Registros del ejercicio:
#####

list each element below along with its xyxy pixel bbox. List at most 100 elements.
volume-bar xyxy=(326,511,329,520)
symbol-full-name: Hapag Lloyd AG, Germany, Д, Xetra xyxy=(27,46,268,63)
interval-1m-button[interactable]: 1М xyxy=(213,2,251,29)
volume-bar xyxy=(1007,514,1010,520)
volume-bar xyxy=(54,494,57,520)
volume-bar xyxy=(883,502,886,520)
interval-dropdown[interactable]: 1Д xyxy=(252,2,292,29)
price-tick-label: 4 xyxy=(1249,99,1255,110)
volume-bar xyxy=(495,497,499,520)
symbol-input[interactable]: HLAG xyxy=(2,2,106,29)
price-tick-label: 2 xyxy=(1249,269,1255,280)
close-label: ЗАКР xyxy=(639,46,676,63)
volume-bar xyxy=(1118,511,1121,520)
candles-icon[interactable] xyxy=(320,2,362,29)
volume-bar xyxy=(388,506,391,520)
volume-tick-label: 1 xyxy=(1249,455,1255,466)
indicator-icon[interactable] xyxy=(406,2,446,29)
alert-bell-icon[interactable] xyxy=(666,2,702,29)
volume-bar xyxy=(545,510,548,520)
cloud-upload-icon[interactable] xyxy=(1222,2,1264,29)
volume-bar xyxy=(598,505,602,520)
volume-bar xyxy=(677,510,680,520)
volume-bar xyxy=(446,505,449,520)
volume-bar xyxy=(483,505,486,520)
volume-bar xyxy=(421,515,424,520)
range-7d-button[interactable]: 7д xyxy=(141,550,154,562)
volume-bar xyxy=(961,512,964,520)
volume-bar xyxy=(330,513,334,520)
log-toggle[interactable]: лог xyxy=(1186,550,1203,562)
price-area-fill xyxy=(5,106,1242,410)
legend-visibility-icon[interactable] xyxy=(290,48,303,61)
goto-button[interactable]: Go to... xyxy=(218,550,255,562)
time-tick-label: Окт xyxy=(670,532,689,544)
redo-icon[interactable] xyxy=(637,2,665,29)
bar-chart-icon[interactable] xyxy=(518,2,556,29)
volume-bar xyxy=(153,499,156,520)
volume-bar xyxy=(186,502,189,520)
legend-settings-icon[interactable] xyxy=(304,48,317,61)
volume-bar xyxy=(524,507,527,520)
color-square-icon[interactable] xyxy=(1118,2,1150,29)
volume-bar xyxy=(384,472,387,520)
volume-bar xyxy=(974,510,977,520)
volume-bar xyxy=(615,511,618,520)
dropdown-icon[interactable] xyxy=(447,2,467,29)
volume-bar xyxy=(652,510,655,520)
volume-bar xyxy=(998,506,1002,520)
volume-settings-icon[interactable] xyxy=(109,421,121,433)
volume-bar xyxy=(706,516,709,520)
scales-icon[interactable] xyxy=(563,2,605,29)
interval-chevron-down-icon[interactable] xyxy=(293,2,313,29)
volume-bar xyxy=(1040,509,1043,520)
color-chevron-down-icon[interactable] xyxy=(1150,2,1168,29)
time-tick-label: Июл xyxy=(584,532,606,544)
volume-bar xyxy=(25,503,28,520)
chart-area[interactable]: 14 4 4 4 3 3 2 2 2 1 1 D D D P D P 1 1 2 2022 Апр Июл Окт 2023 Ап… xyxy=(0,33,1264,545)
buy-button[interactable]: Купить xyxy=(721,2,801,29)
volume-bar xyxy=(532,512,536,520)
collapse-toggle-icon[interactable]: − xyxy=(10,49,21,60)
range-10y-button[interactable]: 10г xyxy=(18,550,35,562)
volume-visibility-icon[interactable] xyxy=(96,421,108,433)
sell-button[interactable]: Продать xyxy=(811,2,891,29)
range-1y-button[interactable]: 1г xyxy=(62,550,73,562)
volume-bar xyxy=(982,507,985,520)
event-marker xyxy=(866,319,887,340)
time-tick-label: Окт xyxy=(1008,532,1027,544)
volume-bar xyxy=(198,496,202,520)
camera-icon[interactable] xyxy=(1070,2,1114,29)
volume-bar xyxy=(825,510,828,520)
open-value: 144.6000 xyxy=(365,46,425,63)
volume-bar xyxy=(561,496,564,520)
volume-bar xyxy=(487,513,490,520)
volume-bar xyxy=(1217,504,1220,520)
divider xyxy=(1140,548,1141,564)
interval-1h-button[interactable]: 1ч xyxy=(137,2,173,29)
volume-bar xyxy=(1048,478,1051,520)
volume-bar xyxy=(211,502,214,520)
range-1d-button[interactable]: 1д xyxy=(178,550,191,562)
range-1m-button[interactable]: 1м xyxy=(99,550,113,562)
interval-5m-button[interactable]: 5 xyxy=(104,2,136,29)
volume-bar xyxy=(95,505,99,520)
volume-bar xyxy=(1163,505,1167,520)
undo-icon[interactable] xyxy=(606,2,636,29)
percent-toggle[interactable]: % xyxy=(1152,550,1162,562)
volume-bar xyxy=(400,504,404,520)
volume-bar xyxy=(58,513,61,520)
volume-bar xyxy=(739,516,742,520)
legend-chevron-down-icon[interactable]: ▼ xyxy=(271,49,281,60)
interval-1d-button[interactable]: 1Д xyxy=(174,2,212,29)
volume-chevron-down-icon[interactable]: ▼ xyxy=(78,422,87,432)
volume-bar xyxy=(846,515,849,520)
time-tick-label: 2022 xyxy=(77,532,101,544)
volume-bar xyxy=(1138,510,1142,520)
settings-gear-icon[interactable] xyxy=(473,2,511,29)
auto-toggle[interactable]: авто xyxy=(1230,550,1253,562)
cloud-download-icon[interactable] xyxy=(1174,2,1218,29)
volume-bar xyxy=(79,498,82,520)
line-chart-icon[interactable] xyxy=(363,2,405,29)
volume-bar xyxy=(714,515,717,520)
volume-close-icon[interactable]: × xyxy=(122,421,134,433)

#####

Ejercicio propuesto: Repita tal cual, sin omitir ninguna, todas las líneas de los registros anteriores.

Solución completa:
list each element below along with its xyxy pixel bbox. List at most 100 elements.
volume-bar xyxy=(326,511,329,520)
symbol-full-name: Hapag Lloyd AG, Germany, Д, Xetra xyxy=(27,46,268,63)
interval-1m-button[interactable]: 1М xyxy=(213,2,251,29)
volume-bar xyxy=(1007,514,1010,520)
volume-bar xyxy=(54,494,57,520)
volume-bar xyxy=(883,502,886,520)
interval-dropdown[interactable]: 1Д xyxy=(252,2,292,29)
price-tick-label: 4 xyxy=(1249,99,1255,110)
volume-bar xyxy=(495,497,499,520)
symbol-input[interactable]: HLAG xyxy=(2,2,106,29)
price-tick-label: 2 xyxy=(1249,269,1255,280)
close-label: ЗАКР xyxy=(639,46,676,63)
volume-bar xyxy=(1118,511,1121,520)
candles-icon[interactable] xyxy=(320,2,362,29)
volume-bar xyxy=(388,506,391,520)
volume-tick-label: 1 xyxy=(1249,455,1255,466)
indicator-icon[interactable] xyxy=(406,2,446,29)
alert-bell-icon[interactable] xyxy=(666,2,702,29)
volume-bar xyxy=(545,510,548,520)
cloud-upload-icon[interactable] xyxy=(1222,2,1264,29)
volume-bar xyxy=(598,505,602,520)
volume-bar xyxy=(677,510,680,520)
volume-bar xyxy=(446,505,449,520)
volume-bar xyxy=(483,505,486,520)
volume-bar xyxy=(421,515,424,520)
range-7d-button[interactable]: 7д xyxy=(141,550,154,562)
volume-bar xyxy=(961,512,964,520)
volume-bar xyxy=(330,513,334,520)
log-toggle[interactable]: лог xyxy=(1186,550,1203,562)
price-area-fill xyxy=(5,106,1242,410)
legend-visibility-icon[interactable] xyxy=(290,48,303,61)
goto-button[interactable]: Go to... xyxy=(218,550,255,562)
time-tick-label: Окт xyxy=(670,532,689,544)
redo-icon[interactable] xyxy=(637,2,665,29)
bar-chart-icon[interactable] xyxy=(518,2,556,29)
volume-bar xyxy=(153,499,156,520)
volume-bar xyxy=(186,502,189,520)
legend-settings-icon[interactable] xyxy=(304,48,317,61)
volume-bar xyxy=(524,507,527,520)
color-square-icon[interactable] xyxy=(1118,2,1150,29)
volume-bar xyxy=(384,472,387,520)
volume-bar xyxy=(974,510,977,520)
volume-bar xyxy=(615,511,618,520)
dropdown-icon[interactable] xyxy=(447,2,467,29)
volume-bar xyxy=(652,510,655,520)
volume-bar xyxy=(998,506,1002,520)
volume-settings-icon[interactable] xyxy=(109,421,121,433)
volume-bar xyxy=(706,516,709,520)
scales-icon[interactable] xyxy=(563,2,605,29)
interval-chevron-down-icon[interactable] xyxy=(293,2,313,29)
volume-bar xyxy=(1040,509,1043,520)
color-chevron-down-icon[interactable] xyxy=(1150,2,1168,29)
time-tick-label: Июл xyxy=(584,532,606,544)
volume-bar xyxy=(25,503,28,520)
chart-area[interactable]: 14 4 4 4 3 3 2 2 2 1 1 D D D P D P 1 1 2 2022 Апр Июл Окт 2023 Ап… xyxy=(0,33,1264,545)
buy-button[interactable]: Купить xyxy=(721,2,801,29)
volume-bar xyxy=(532,512,536,520)
collapse-toggle-icon[interactable]: − xyxy=(10,49,21,60)
range-10y-button[interactable]: 10г xyxy=(18,550,35,562)
volume-visibility-icon[interactable] xyxy=(96,421,108,433)
sell-button[interactable]: Продать xyxy=(811,2,891,29)
range-1y-button[interactable]: 1г xyxy=(62,550,73,562)
volume-bar xyxy=(982,507,985,520)
event-marker xyxy=(866,319,887,340)
time-tick-label: Окт xyxy=(1008,532,1027,544)
volume-bar xyxy=(198,496,202,520)
camera-icon[interactable] xyxy=(1070,2,1114,29)
volume-bar xyxy=(825,510,828,520)
open-value: 144.6000 xyxy=(365,46,425,63)
volume-bar xyxy=(561,496,564,520)
volume-bar xyxy=(487,513,490,520)
volume-bar xyxy=(1217,504,1220,520)
divider xyxy=(1140,548,1141,564)
interval-1h-button[interactable]: 1ч xyxy=(137,2,173,29)
volume-bar xyxy=(1048,478,1051,520)
volume-bar xyxy=(211,502,214,520)
range-1d-button[interactable]: 1д xyxy=(178,550,191,562)
range-1m-button[interactable]: 1м xyxy=(99,550,113,562)
interval-5m-button[interactable]: 5 xyxy=(104,2,136,29)
volume-bar xyxy=(95,505,99,520)
volume-bar xyxy=(1163,505,1167,520)
undo-icon[interactable] xyxy=(606,2,636,29)
percent-toggle[interactable]: % xyxy=(1152,550,1162,562)
volume-bar xyxy=(400,504,404,520)
volume-bar xyxy=(58,513,61,520)
volume-bar xyxy=(739,516,742,520)
legend-chevron-down-icon[interactable]: ▼ xyxy=(271,49,281,60)
interval-1d-button[interactable]: 1Д xyxy=(174,2,212,29)
volume-chevron-down-icon[interactable]: ▼ xyxy=(78,422,87,432)
volume-bar xyxy=(846,515,849,520)
time-tick-label: 2022 xyxy=(77,532,101,544)
volume-bar xyxy=(1138,510,1142,520)
settings-gear-icon[interactable] xyxy=(473,2,511,29)
auto-toggle[interactable]: авто xyxy=(1230,550,1253,562)
cloud-download-icon[interactable] xyxy=(1174,2,1218,29)
volume-bar xyxy=(79,498,82,520)
line-chart-icon[interactable] xyxy=(363,2,405,29)
volume-bar xyxy=(714,515,717,520)
volume-close-icon[interactable]: × xyxy=(122,421,134,433)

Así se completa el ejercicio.